TASK TO COMPLETE: Starting at the line with "Extract the structured", copy each line through the last one below exactly as written, without any pictures.

** BEGIN MATERIALS PROVIDED **

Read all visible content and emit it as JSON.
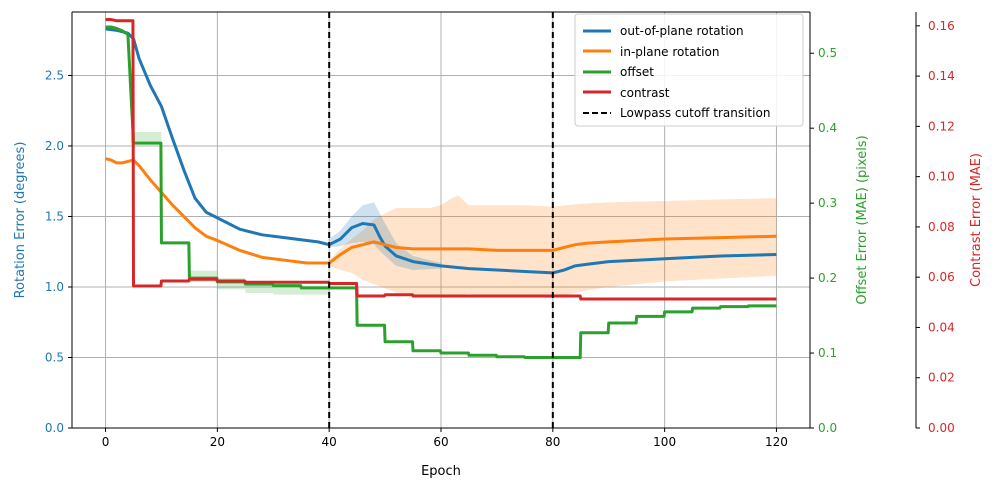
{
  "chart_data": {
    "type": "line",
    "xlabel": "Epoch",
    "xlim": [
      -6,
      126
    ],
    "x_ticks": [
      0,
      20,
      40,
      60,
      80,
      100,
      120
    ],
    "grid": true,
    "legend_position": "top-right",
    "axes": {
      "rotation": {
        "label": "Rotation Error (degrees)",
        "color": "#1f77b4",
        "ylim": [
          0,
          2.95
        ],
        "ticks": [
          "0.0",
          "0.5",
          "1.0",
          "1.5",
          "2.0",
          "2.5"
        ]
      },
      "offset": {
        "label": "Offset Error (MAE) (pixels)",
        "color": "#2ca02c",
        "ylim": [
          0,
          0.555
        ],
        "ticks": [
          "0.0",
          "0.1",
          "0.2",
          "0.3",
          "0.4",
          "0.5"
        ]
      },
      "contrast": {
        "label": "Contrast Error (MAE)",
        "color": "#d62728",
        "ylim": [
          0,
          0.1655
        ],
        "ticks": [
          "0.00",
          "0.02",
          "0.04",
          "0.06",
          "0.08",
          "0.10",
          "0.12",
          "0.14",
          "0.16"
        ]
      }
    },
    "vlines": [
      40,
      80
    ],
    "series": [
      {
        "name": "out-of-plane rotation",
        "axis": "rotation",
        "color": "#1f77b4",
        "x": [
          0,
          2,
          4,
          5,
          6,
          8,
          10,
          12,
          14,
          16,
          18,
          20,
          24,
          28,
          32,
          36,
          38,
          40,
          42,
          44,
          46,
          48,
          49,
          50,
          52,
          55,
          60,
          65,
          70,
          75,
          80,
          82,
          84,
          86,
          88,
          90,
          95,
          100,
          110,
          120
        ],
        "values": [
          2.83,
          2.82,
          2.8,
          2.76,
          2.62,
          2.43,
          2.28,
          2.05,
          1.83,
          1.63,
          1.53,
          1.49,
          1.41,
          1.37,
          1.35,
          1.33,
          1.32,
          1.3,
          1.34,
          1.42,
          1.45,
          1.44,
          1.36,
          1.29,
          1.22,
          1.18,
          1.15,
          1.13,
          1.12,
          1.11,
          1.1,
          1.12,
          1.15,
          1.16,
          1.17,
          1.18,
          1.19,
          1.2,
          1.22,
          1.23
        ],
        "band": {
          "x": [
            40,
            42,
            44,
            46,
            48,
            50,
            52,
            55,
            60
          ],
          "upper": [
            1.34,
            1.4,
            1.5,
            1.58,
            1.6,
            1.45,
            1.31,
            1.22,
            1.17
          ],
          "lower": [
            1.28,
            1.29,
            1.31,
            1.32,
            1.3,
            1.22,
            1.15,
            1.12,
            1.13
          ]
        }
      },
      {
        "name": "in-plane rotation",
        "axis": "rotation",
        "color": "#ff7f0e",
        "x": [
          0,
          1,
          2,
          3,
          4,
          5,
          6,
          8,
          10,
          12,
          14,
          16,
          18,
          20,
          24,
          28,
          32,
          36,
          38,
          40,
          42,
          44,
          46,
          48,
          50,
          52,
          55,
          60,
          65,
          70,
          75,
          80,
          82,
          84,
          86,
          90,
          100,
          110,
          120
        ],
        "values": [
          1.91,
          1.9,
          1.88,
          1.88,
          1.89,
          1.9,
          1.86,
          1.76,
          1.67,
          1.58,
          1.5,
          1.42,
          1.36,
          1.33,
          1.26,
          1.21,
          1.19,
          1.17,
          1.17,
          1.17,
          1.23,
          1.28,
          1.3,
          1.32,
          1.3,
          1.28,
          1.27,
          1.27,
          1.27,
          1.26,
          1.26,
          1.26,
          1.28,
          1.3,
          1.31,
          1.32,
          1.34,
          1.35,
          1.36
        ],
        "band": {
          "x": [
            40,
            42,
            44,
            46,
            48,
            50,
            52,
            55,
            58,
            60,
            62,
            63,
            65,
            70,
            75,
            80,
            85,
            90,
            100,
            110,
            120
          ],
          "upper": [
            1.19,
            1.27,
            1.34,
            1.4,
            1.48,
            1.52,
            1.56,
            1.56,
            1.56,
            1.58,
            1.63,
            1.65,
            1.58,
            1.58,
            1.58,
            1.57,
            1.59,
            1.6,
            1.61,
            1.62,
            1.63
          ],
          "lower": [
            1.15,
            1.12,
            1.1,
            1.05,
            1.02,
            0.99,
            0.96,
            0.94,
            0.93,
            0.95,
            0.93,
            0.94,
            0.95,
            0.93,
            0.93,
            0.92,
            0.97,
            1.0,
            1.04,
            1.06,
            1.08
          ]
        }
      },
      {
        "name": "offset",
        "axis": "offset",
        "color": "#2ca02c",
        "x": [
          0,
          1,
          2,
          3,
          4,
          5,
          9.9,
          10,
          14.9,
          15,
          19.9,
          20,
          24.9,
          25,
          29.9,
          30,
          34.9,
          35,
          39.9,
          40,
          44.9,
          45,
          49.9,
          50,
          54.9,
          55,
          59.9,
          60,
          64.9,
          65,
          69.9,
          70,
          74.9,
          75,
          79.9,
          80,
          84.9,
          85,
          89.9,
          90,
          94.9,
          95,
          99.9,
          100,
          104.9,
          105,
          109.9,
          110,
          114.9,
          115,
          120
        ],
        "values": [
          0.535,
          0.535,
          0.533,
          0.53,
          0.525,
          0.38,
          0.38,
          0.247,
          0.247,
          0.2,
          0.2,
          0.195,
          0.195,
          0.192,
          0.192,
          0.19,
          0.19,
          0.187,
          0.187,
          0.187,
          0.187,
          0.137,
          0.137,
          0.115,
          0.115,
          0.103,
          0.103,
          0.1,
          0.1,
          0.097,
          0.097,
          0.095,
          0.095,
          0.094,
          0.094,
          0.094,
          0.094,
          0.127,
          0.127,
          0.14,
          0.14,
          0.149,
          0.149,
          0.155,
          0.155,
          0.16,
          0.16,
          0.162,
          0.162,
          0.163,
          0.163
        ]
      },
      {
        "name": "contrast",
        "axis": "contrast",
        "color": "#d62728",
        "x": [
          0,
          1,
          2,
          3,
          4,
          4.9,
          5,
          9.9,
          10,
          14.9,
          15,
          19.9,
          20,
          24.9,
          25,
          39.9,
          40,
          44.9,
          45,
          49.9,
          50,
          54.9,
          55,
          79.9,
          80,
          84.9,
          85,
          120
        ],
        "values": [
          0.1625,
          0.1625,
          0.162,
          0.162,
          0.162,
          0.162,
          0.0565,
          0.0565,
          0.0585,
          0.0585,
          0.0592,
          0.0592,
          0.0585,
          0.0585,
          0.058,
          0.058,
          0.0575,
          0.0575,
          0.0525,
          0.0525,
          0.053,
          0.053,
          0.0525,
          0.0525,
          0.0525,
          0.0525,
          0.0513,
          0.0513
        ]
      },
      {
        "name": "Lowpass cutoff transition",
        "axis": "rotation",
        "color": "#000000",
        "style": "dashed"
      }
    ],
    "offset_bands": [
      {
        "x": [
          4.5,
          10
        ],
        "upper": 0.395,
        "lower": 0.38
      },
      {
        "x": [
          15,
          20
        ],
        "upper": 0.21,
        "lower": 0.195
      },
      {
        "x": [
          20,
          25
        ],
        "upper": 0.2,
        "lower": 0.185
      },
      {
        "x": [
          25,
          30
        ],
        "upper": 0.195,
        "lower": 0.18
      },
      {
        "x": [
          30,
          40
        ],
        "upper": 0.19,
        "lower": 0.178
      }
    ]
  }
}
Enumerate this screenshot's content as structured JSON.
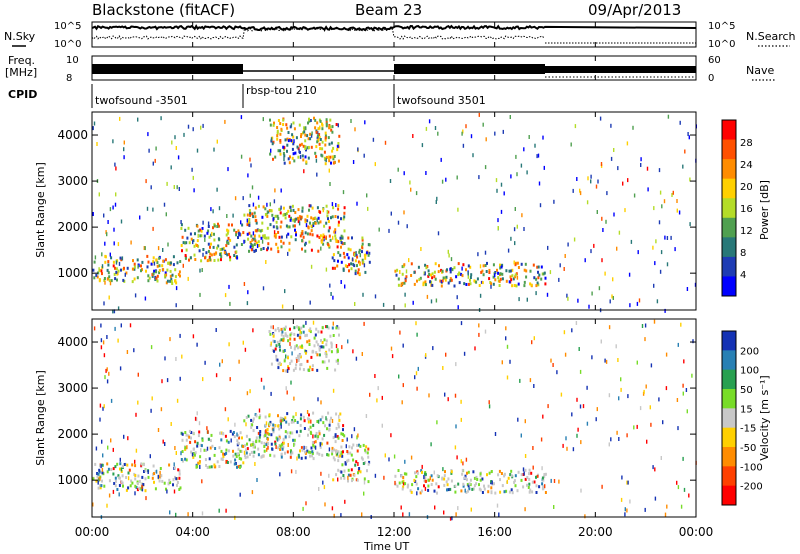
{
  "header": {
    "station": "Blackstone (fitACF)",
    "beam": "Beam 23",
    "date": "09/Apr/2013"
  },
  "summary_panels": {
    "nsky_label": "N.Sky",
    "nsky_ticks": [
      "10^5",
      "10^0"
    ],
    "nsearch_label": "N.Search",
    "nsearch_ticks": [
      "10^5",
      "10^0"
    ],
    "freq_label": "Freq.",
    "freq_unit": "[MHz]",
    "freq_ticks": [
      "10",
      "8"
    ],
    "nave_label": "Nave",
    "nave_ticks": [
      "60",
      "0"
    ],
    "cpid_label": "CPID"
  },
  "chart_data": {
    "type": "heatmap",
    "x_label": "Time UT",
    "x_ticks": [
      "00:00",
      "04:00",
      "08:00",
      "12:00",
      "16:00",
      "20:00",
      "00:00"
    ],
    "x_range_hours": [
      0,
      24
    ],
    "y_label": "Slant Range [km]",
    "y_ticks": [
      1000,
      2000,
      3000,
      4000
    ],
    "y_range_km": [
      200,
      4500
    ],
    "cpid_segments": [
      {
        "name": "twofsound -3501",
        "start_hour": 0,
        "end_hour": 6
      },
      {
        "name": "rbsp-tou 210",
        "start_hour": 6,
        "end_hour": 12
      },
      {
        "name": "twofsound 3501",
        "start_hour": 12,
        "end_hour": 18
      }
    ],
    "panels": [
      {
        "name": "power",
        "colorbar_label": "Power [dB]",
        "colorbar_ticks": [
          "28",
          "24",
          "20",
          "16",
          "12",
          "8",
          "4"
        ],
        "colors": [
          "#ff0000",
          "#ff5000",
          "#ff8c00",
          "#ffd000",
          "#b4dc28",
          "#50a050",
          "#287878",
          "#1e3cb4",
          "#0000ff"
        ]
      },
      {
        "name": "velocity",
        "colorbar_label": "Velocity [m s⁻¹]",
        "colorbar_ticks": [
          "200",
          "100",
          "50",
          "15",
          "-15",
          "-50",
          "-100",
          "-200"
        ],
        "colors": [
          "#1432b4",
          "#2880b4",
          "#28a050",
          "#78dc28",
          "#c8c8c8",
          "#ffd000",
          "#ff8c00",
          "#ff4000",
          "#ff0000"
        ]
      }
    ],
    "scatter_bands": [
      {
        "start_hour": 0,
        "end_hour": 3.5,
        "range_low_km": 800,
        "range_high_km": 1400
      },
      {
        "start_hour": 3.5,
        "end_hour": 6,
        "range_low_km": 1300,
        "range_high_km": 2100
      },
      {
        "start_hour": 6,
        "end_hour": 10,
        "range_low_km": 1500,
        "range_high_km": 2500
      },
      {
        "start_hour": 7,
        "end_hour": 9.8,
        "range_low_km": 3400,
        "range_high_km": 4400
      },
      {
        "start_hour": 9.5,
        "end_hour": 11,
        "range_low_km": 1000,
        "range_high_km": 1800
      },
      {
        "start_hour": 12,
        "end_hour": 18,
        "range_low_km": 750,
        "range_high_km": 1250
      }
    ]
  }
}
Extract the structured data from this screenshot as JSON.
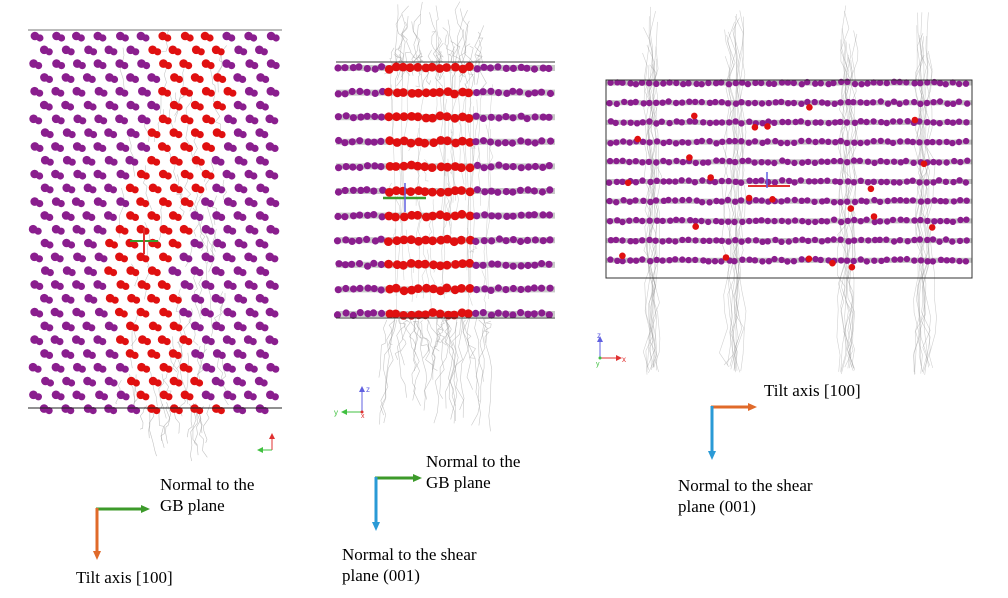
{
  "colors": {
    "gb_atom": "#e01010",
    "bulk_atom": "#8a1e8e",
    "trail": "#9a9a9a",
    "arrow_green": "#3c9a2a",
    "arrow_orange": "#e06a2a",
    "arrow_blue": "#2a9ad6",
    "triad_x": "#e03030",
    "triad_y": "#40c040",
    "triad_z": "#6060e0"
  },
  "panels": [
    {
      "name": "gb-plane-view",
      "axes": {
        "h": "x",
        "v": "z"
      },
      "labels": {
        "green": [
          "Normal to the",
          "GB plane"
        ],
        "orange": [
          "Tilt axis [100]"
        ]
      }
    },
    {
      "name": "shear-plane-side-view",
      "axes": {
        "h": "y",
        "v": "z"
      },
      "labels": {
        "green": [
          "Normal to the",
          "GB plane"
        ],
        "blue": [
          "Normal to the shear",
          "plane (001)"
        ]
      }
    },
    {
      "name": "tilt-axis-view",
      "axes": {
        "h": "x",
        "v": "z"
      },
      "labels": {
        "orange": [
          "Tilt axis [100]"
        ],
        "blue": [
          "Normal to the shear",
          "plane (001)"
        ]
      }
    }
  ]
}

** END MATERIALS PROVIDED **

THE ANSWER:
Extract the structured data from this screenshot as JSON.
{
  "colors": {
    "gb_atom": "#e01010",
    "bulk_atom": "#8a1e8e",
    "trail": "#9a9a9a",
    "arrow_green": "#3c9a2a",
    "arrow_orange": "#e06a2a",
    "arrow_blue": "#2a9ad6",
    "triad_x": "#e03030",
    "triad_y": "#40c040",
    "triad_z": "#6060e0"
  },
  "panels": [
    {
      "name": "gb-plane-view",
      "axes": {
        "h": "x",
        "v": "z"
      },
      "labels": {
        "green": [
          "Normal to the",
          "GB plane"
        ],
        "orange": [
          "Tilt axis [100]"
        ]
      }
    },
    {
      "name": "shear-plane-side-view",
      "axes": {
        "h": "y",
        "v": "z"
      },
      "labels": {
        "green": [
          "Normal to the",
          "GB plane"
        ],
        "blue": [
          "Normal to the shear",
          "plane (001)"
        ]
      }
    },
    {
      "name": "tilt-axis-view",
      "axes": {
        "h": "x",
        "v": "z"
      },
      "labels": {
        "orange": [
          "Tilt axis [100]"
        ],
        "blue": [
          "Normal to the shear",
          "plane (001)"
        ]
      }
    }
  ]
}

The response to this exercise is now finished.